• **Exercise brief**:
Pull out each line of the records holding the string "North".

• **Dataset entries**:
· · ·

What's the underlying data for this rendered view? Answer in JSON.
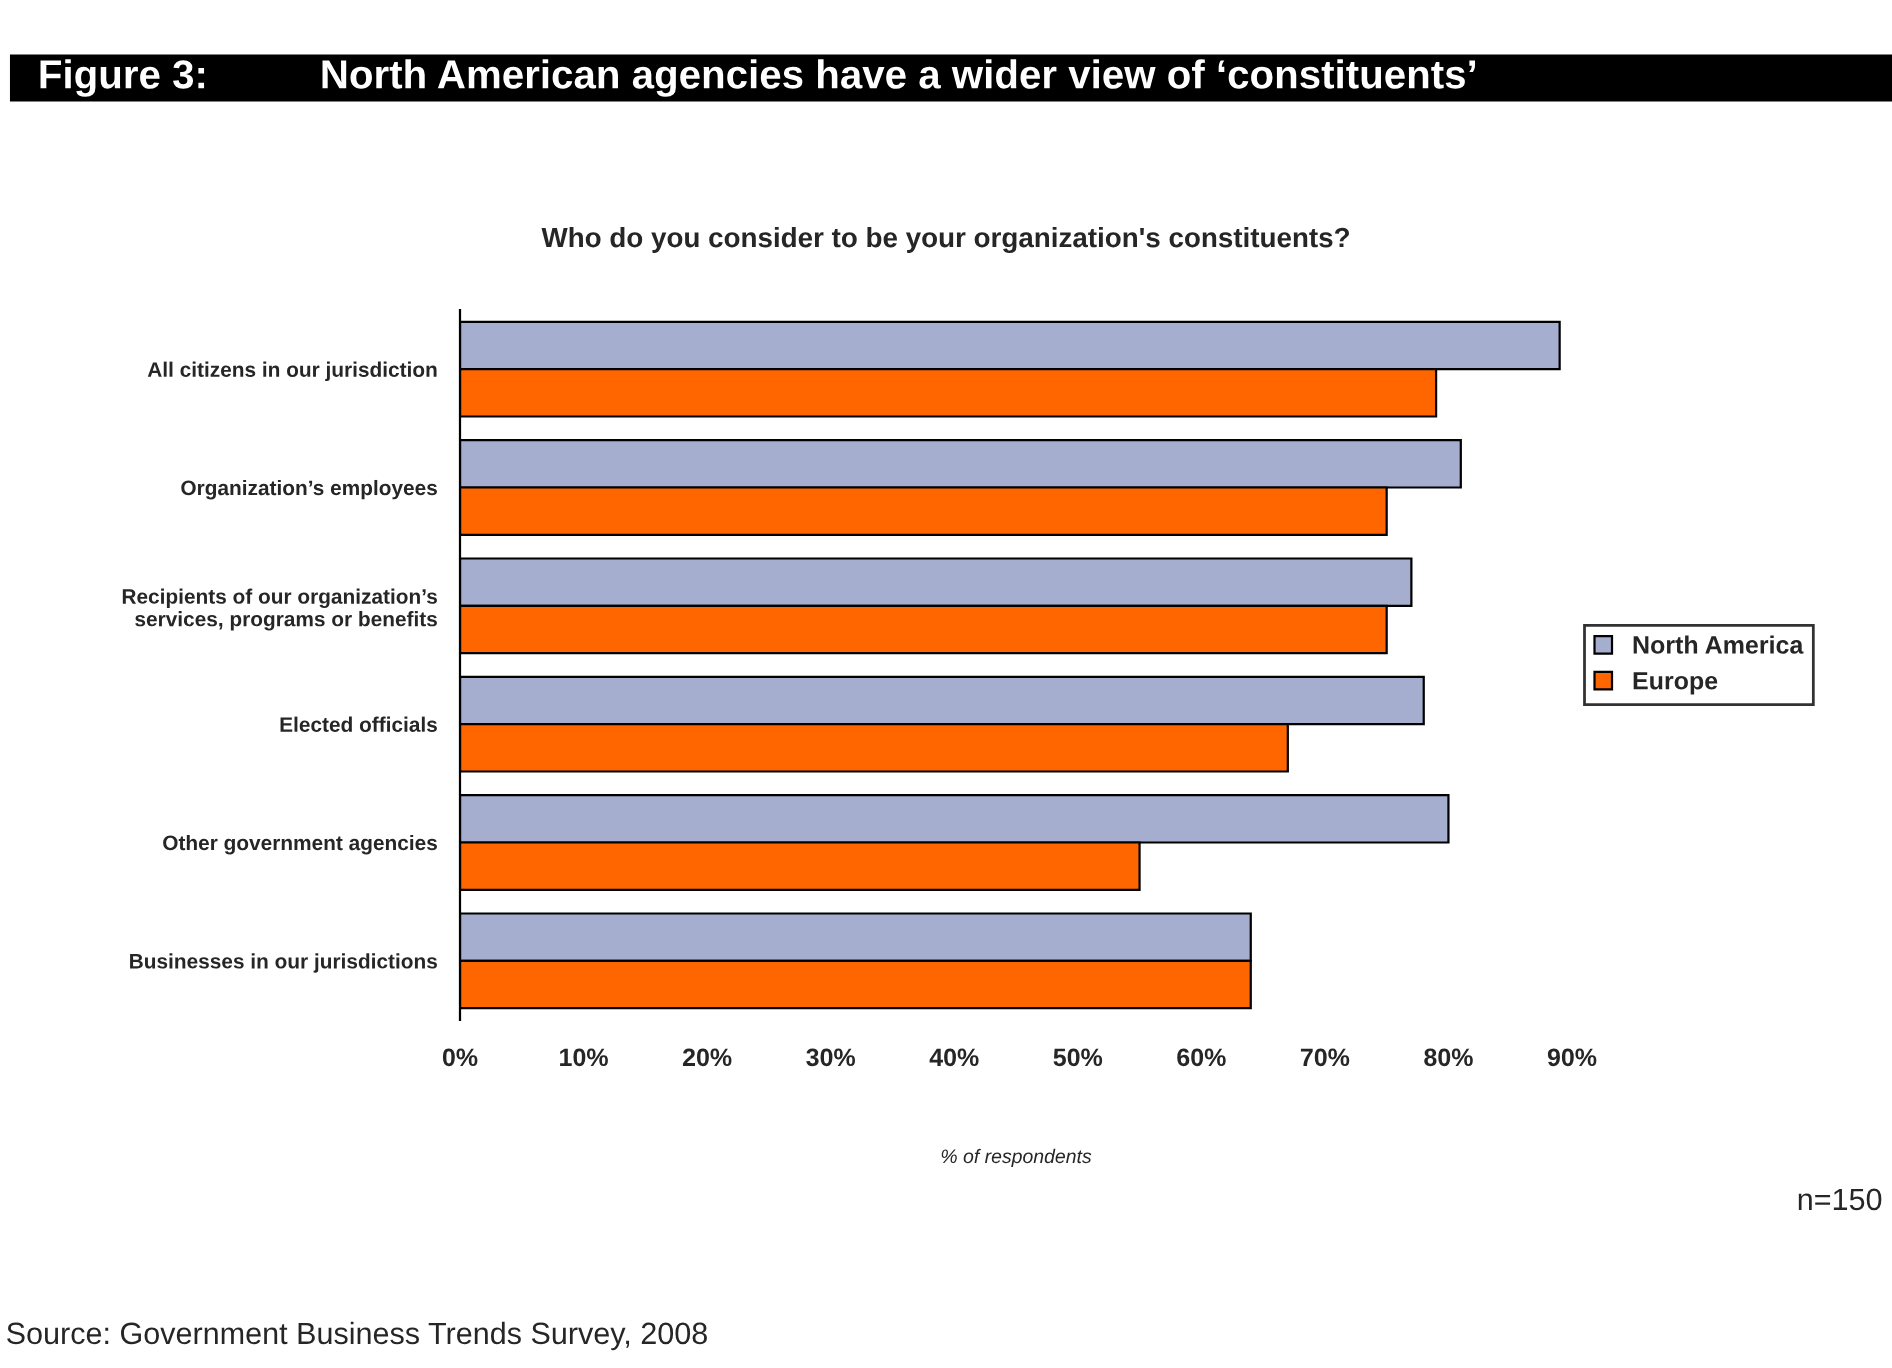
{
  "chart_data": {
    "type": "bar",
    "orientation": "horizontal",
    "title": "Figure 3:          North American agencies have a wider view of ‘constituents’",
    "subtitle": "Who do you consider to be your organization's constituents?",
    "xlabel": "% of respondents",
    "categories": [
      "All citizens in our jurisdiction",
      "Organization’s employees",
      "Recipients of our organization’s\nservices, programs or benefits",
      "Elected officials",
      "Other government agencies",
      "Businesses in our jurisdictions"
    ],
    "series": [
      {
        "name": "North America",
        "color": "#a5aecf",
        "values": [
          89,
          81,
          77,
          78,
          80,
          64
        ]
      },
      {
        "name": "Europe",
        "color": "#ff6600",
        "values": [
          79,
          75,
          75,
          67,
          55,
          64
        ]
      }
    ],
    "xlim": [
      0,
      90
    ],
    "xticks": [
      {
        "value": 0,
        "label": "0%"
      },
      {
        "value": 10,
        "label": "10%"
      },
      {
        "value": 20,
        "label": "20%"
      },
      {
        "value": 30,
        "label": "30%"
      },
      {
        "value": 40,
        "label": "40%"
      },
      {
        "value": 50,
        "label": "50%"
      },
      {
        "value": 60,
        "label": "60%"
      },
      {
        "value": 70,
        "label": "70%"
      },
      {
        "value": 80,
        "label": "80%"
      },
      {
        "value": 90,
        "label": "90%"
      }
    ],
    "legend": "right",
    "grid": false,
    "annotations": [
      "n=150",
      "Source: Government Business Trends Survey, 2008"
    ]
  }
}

· · ·

• **Correct result**:
    "title": "Figure 3:          North American agencies have a wider view of ‘constituents’",
        "name": "North America",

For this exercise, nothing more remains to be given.